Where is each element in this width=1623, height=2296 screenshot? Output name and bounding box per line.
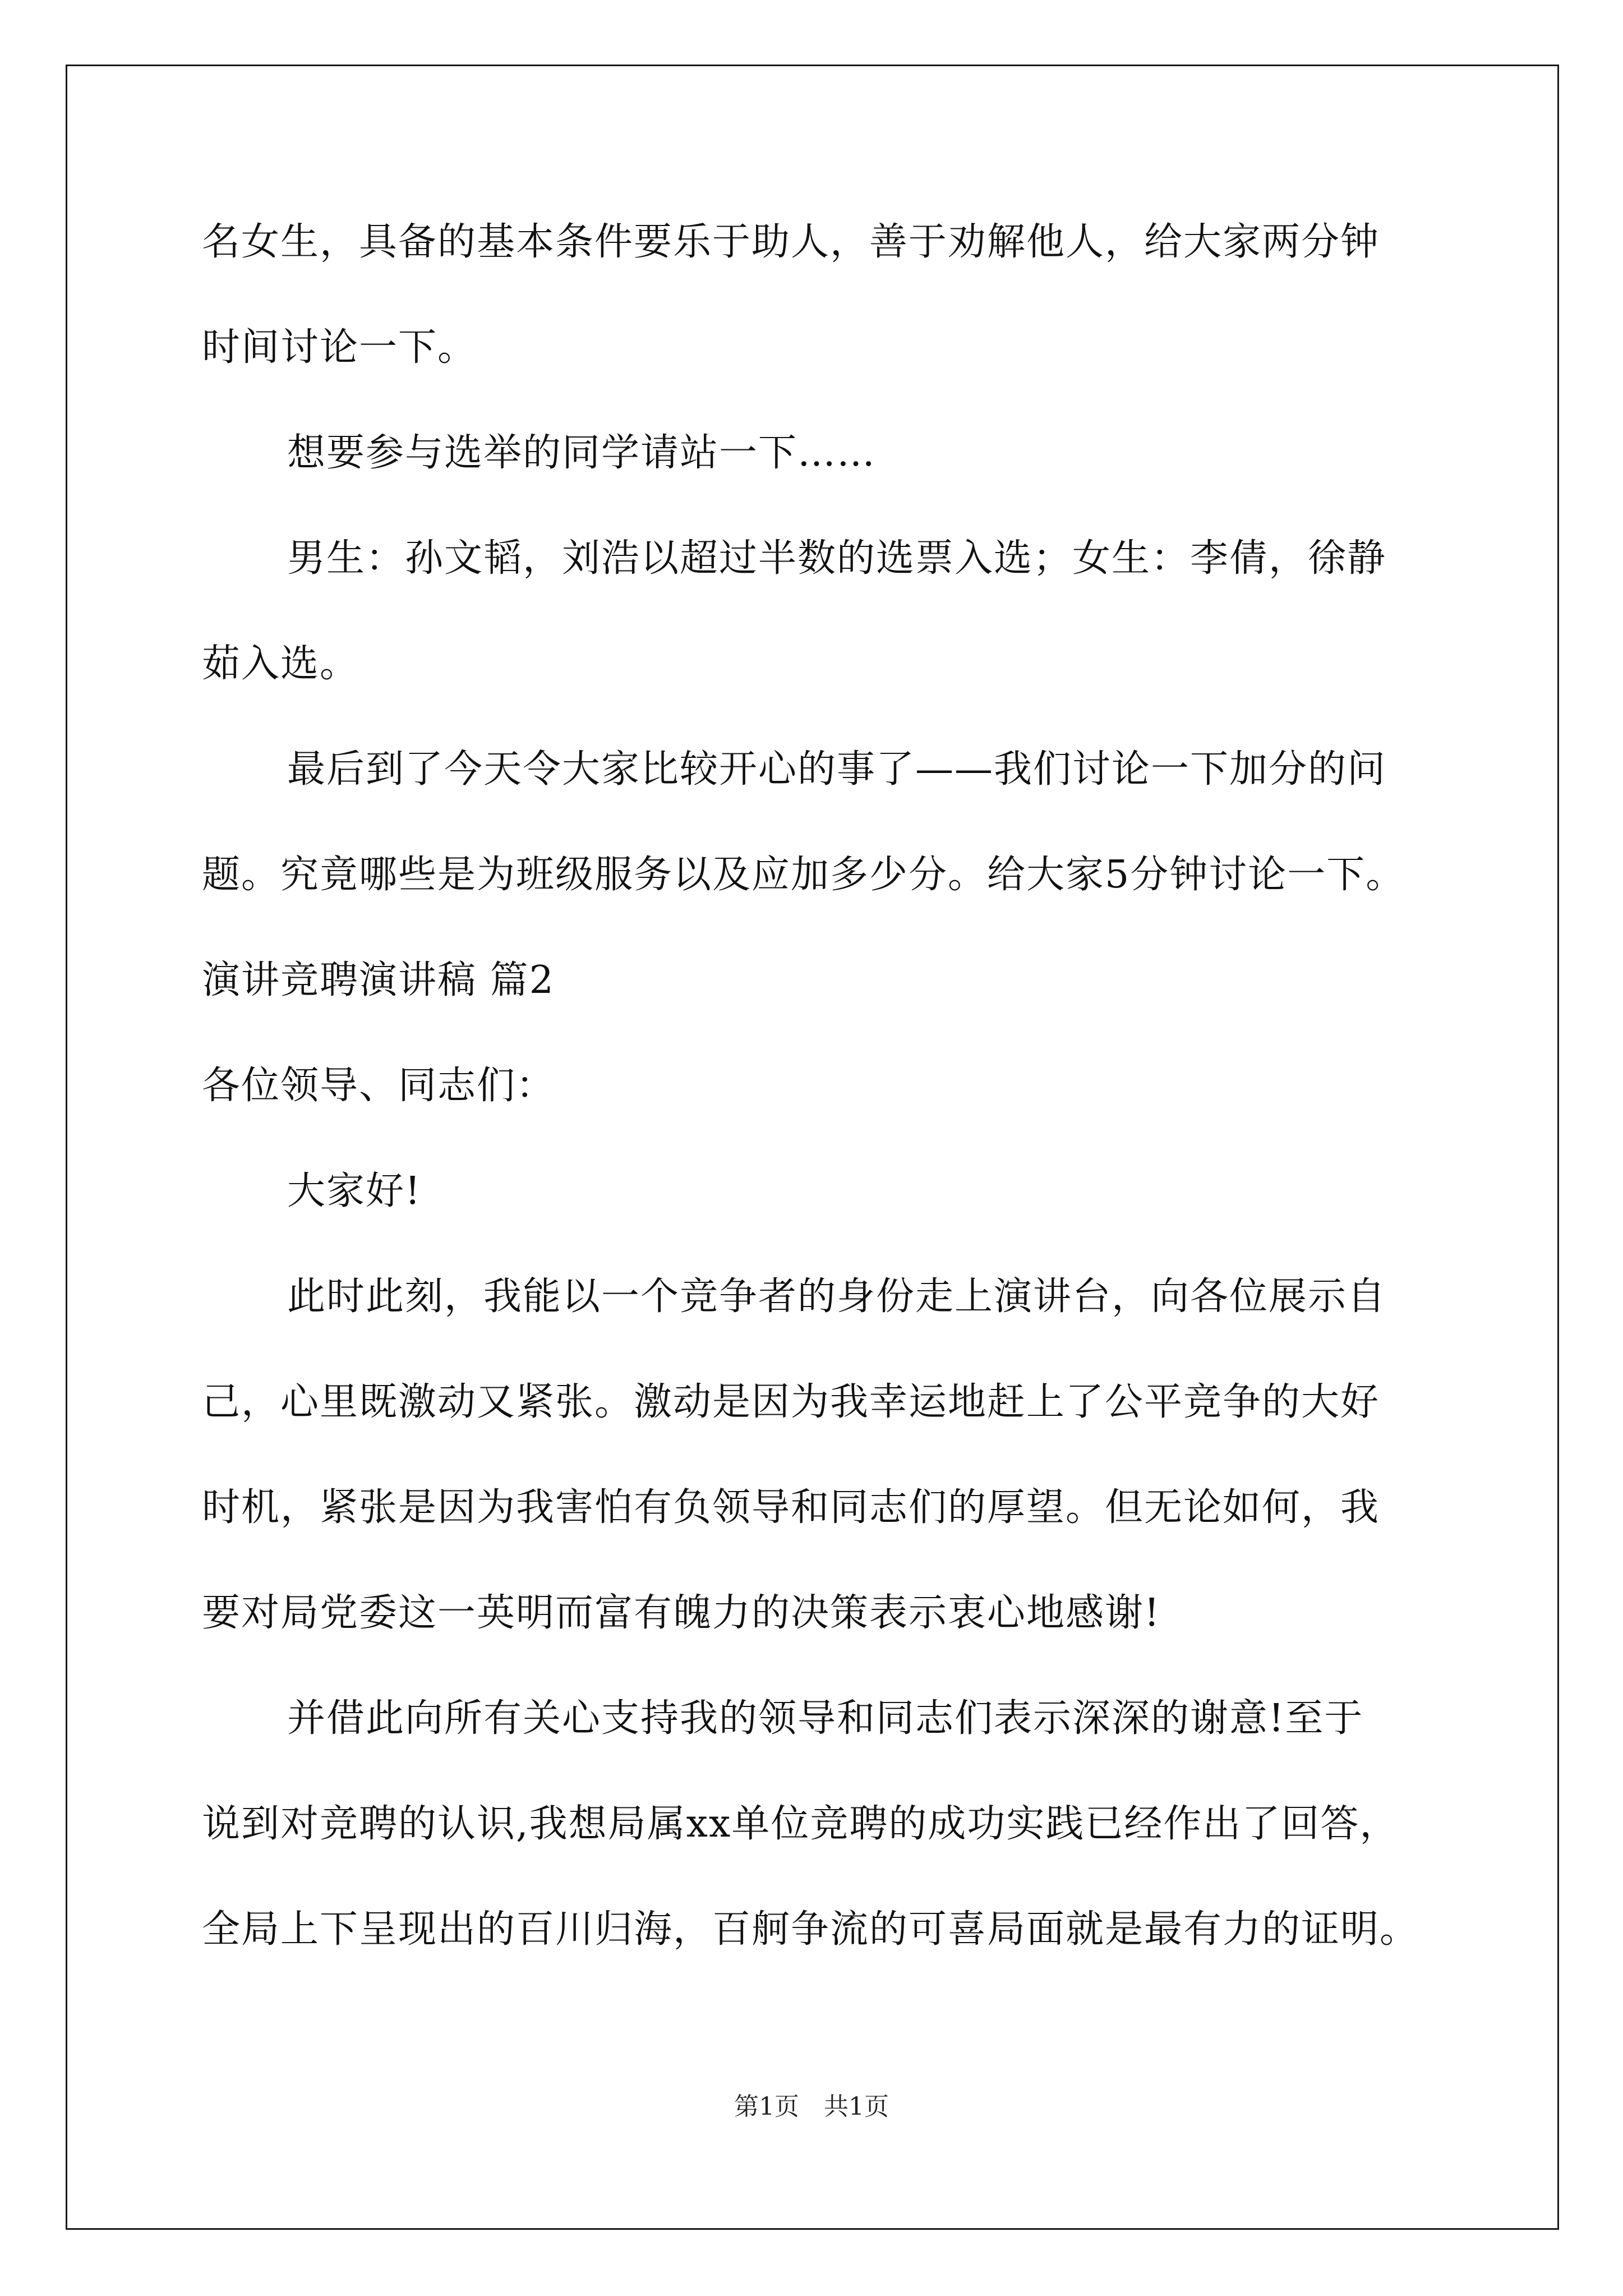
text-line: 茹入选。 <box>202 642 359 686</box>
text-line: 男生：孙文韬，刘浩以超过半数的选票入选；女生：李倩，徐静 <box>287 536 1387 581</box>
text-line: 最后到了今天令大家比较开心的事了——我们讨论一下加分的问 <box>287 747 1387 792</box>
text-line: 己，心里既激动又紧张。激动是因为我幸运地赶上了公平竞争的大好 <box>202 1380 1380 1424</box>
text-line: 想要参与选举的同学请站一下…… <box>287 431 877 475</box>
text-line: 要对局党委这一英明而富有魄力的决策表示衷心地感谢! <box>202 1591 1161 1635</box>
page-number: 第1页 <box>734 2092 799 2121</box>
text-line: 时间讨论一下。 <box>202 325 477 370</box>
page-total: 共1页 <box>824 2092 889 2121</box>
page-footer <box>0 2090 1623 2124</box>
text-line: 题。究竟哪些是为班级服务以及应加多少分。给大家5分钟讨论一下。 <box>202 853 1405 897</box>
text-line: 说到对竞聘的认识,我想局属xx单位竞聘的成功实践已经作出了回答， <box>202 1802 1399 1846</box>
text-line: 全局上下呈现出的百川归海，百舸争流的可喜局面就是最有力的证明。 <box>202 1907 1419 1952</box>
text-line: 时机，紧张是因为我害怕有负领导和同志们的厚望。但无论如何，我 <box>202 1485 1380 1530</box>
text-line: 并借此向所有关心支持我的领导和同志们表示深深的谢意!至于 <box>287 1696 1364 1741</box>
salutation: 各位领导、同志们： <box>202 1064 556 1108</box>
text-line: 此时此刻，我能以一个竞争者的身份走上演讲台，向各位展示自 <box>287 1274 1387 1319</box>
greeting: 大家好! <box>287 1169 422 1213</box>
text-line: 名女生，具备的基本条件要乐于助人，善于劝解他人，给大家两分钟 <box>202 220 1380 264</box>
section-heading: 演讲竞聘演讲稿 篇2 <box>202 958 555 1002</box>
document-body <box>202 216 1453 1956</box>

§

Repeat every line of the items above word for word, leaving out the pictures.

- Answer -
Where is each element in this width=1623, height=2296 screenshot? Output name and bounding box per line.
text-line: 茹入选。 <box>202 642 359 686</box>
text-line: 男生：孙文韬，刘浩以超过半数的选票入选；女生：李倩，徐静 <box>287 536 1387 581</box>
text-line: 最后到了今天令大家比较开心的事了——我们讨论一下加分的问 <box>287 747 1387 792</box>
text-line: 己，心里既激动又紧张。激动是因为我幸运地赶上了公平竞争的大好 <box>202 1380 1380 1424</box>
text-line: 想要参与选举的同学请站一下…… <box>287 431 877 475</box>
text-line: 要对局党委这一英明而富有魄力的决策表示衷心地感谢! <box>202 1591 1161 1635</box>
page-number: 第1页 <box>734 2092 799 2121</box>
text-line: 时间讨论一下。 <box>202 325 477 370</box>
page-total: 共1页 <box>824 2092 889 2121</box>
page-footer <box>0 2090 1623 2124</box>
text-line: 题。究竟哪些是为班级服务以及应加多少分。给大家5分钟讨论一下。 <box>202 853 1405 897</box>
text-line: 说到对竞聘的认识,我想局属xx单位竞聘的成功实践已经作出了回答， <box>202 1802 1399 1846</box>
text-line: 全局上下呈现出的百川归海，百舸争流的可喜局面就是最有力的证明。 <box>202 1907 1419 1952</box>
text-line: 时机，紧张是因为我害怕有负领导和同志们的厚望。但无论如何，我 <box>202 1485 1380 1530</box>
text-line: 并借此向所有关心支持我的领导和同志们表示深深的谢意!至于 <box>287 1696 1364 1741</box>
salutation: 各位领导、同志们： <box>202 1064 556 1108</box>
text-line: 此时此刻，我能以一个竞争者的身份走上演讲台，向各位展示自 <box>287 1274 1387 1319</box>
greeting: 大家好! <box>287 1169 422 1213</box>
text-line: 名女生，具备的基本条件要乐于助人，善于劝解他人，给大家两分钟 <box>202 220 1380 264</box>
section-heading: 演讲竞聘演讲稿 篇2 <box>202 958 555 1002</box>
document-body <box>202 216 1453 1956</box>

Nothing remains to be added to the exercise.